____ Material for this exercise
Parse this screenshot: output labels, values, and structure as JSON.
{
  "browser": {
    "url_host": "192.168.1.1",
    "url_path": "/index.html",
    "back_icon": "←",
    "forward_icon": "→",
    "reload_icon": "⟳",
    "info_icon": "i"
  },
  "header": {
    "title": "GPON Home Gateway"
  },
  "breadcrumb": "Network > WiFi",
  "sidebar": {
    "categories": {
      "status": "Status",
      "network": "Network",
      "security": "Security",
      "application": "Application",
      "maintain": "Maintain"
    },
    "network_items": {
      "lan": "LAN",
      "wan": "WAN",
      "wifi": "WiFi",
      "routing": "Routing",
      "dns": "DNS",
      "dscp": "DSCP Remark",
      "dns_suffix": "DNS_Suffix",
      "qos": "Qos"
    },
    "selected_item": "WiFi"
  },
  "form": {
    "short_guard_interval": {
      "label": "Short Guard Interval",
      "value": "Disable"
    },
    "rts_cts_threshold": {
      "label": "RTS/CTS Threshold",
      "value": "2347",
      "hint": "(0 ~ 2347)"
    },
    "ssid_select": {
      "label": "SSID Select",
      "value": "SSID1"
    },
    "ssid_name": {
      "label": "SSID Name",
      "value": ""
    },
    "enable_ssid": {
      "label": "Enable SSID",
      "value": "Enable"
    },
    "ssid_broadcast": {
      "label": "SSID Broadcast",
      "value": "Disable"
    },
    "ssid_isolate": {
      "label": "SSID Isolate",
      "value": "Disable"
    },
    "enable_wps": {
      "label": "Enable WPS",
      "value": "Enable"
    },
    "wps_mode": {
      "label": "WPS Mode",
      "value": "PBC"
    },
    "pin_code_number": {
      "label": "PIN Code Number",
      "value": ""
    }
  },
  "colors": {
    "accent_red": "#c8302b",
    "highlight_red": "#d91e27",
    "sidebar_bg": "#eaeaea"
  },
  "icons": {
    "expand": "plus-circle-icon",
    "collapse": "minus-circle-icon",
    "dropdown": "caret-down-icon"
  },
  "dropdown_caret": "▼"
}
________
____ Material for this exercise
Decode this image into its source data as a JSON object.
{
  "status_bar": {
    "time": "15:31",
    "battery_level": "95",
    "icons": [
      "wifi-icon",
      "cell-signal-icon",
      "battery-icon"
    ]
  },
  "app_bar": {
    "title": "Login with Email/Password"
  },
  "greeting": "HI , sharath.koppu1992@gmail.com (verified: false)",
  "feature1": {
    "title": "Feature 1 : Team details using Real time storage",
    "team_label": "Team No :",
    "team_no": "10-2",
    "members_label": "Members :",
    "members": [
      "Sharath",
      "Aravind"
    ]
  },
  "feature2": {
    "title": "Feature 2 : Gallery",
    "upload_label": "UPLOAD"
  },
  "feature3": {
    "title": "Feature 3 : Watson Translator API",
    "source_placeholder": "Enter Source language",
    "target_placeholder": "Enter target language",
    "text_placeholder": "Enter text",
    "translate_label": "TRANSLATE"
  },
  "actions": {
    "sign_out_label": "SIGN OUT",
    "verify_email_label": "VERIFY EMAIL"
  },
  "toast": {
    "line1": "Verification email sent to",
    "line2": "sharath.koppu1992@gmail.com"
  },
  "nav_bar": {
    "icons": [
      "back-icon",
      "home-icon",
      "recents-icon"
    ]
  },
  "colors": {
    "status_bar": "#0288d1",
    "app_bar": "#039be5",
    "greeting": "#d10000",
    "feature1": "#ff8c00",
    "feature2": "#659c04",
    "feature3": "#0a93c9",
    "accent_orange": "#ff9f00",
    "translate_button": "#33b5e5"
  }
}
________
(Requirement) Identify each line of the material where the word "time" shows up, and copy it.

(Finished exercise)
    "time": "15:31",
    "title": "Feature 1 : Team details using Real time storage",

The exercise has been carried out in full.